GIVEN RECORDS:

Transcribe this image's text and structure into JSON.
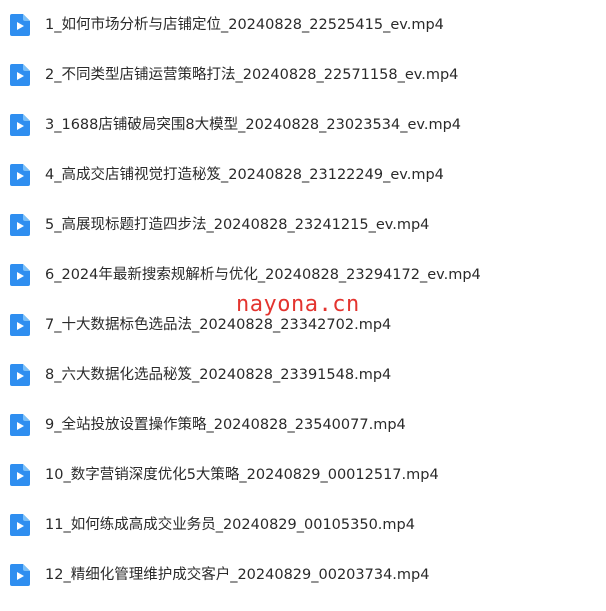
{
  "colors": {
    "icon_blue": "#2f8ef0",
    "icon_light": "#7cc0f7",
    "text": "#2a2a2a",
    "watermark": "#e3342f"
  },
  "icon_name": "video-file-icon",
  "files": [
    {
      "name": "1_如何市场分析与店铺定位_20240828_22525415_ev.mp4"
    },
    {
      "name": "2_不同类型店铺运营策略打法_20240828_22571158_ev.mp4"
    },
    {
      "name": "3_1688店铺破局突围8大模型_20240828_23023534_ev.mp4"
    },
    {
      "name": "4_高成交店铺视觉打造秘笈_20240828_23122249_ev.mp4"
    },
    {
      "name": "5_高展现标题打造四步法_20240828_23241215_ev.mp4"
    },
    {
      "name": "6_2024年最新搜索规解析与优化_20240828_23294172_ev.mp4"
    },
    {
      "name": "7_十大数据标色选品法_20240828_23342702.mp4"
    },
    {
      "name": "8_六大数据化选品秘笈_20240828_23391548.mp4"
    },
    {
      "name": "9_全站投放设置操作策略_20240828_23540077.mp4"
    },
    {
      "name": "10_数字营销深度优化5大策略_20240829_00012517.mp4"
    },
    {
      "name": "11_如何练成高成交业务员_20240829_00105350.mp4"
    },
    {
      "name": "12_精细化管理维护成交客户_20240829_00203734.mp4"
    }
  ],
  "watermark": {
    "text": "nayona.cn"
  }
}
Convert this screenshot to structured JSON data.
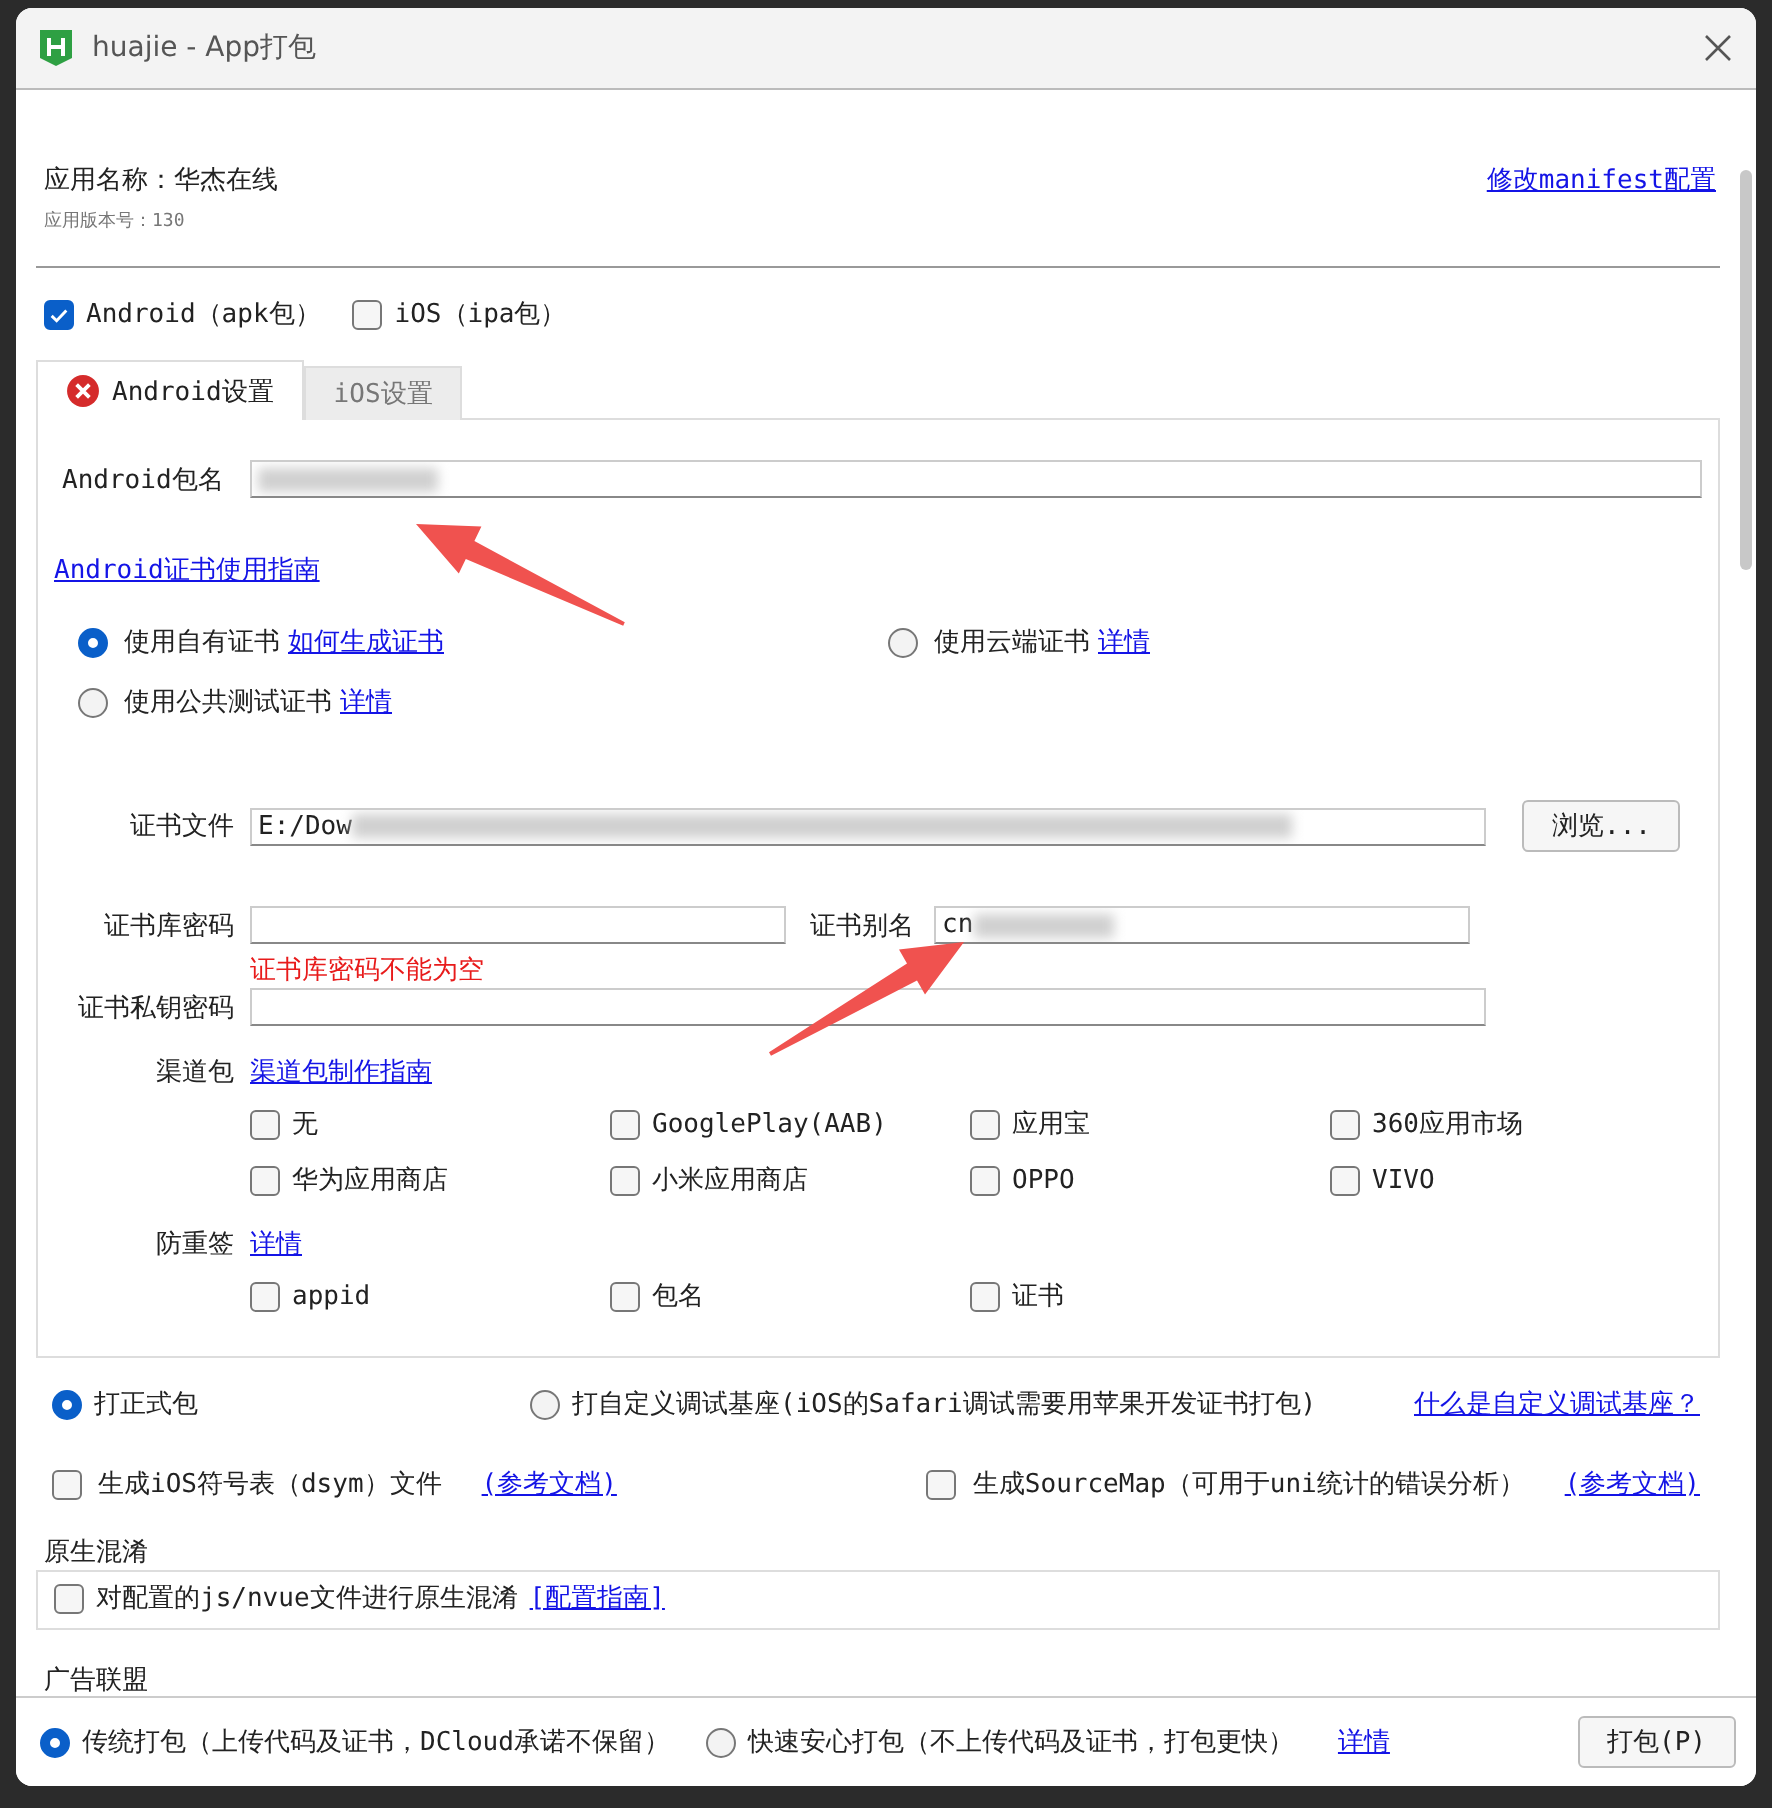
{
  "window": {
    "title": "huajie - App打包"
  },
  "app": {
    "name": "应用名称：华杰在线",
    "version": "应用版本号：130",
    "manifest_link": "修改manifest配置"
  },
  "platforms": [
    {
      "label": "Android（apk包）",
      "checked": true
    },
    {
      "label": "iOS（ipa包）",
      "checked": false
    }
  ],
  "tabs": [
    {
      "label": "Android设置",
      "selected": true,
      "error": true
    },
    {
      "label": "iOS设置",
      "selected": false,
      "error": false
    }
  ],
  "package_name": {
    "label": "Android包名",
    "redacted": true
  },
  "cert_guide_link": "Android证书使用指南",
  "cert_options": [
    {
      "label": "使用自有证书",
      "link": "如何生成证书",
      "selected": true
    },
    {
      "label": "使用云端证书",
      "link": "详情",
      "selected": false
    },
    {
      "label": "使用公共测试证书",
      "link": "详情",
      "selected": false
    }
  ],
  "cert_file": {
    "label": "证书文件",
    "value": "E:/Dow",
    "redacted": true,
    "button": "浏览..."
  },
  "keystore_password": {
    "label": "证书库密码",
    "error": "证书库密码不能为空"
  },
  "alias": {
    "label": "证书别名",
    "value": "cn",
    "redacted": true
  },
  "key_password": {
    "label": "证书私钥密码"
  },
  "channels": {
    "label": "渠道包",
    "link": "渠道包制作指南",
    "items": [
      {
        "label": "无",
        "checked": false
      },
      {
        "label": "GooglePlay(AAB)",
        "checked": false
      },
      {
        "label": "应用宝",
        "checked": false
      },
      {
        "label": "360应用市场",
        "checked": false
      },
      {
        "label": "华为应用商店",
        "checked": false
      },
      {
        "label": "小米应用商店",
        "checked": false
      },
      {
        "label": "OPPO",
        "checked": false
      },
      {
        "label": "VIVO",
        "checked": false
      }
    ]
  },
  "anti_resign": {
    "label": "防重签",
    "link": "详情",
    "items": [
      {
        "label": "appid",
        "checked": false
      },
      {
        "label": "包名",
        "checked": false
      },
      {
        "label": "证书",
        "checked": false
      }
    ]
  },
  "build_modes": [
    {
      "label": "打正式包",
      "selected": true
    },
    {
      "label": "打自定义调试基座(iOS的Safari调试需要用苹果开发证书打包)",
      "selected": false
    }
  ],
  "debug_link": "什么是自定义调试基座？",
  "options": [
    {
      "label": "生成iOS符号表（dsym）文件",
      "link": "(参考文档)",
      "checked": false
    },
    {
      "label": "生成SourceMap（可用于uni统计的错误分析）",
      "link": "(参考文档)",
      "checked": false
    }
  ],
  "obfuscation": {
    "title": "原生混淆",
    "label": "对配置的js/nvue文件进行原生混淆",
    "link": "[配置指南]",
    "checked": false
  },
  "ads": {
    "title": "广告联盟"
  },
  "footer": {
    "modes": [
      {
        "label": "传统打包（上传代码及证书，DCloud承诺不保留）",
        "selected": true
      },
      {
        "label": "快速安心打包（不上传代码及证书，打包更快）",
        "selected": false
      }
    ],
    "link": "详情",
    "button": "打包(P)"
  }
}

WHAT YOU HAVE TO DO:
Determine how many lines of the listing above hold the word "error". Report that number without anything else.

TASK RESPONSE:
3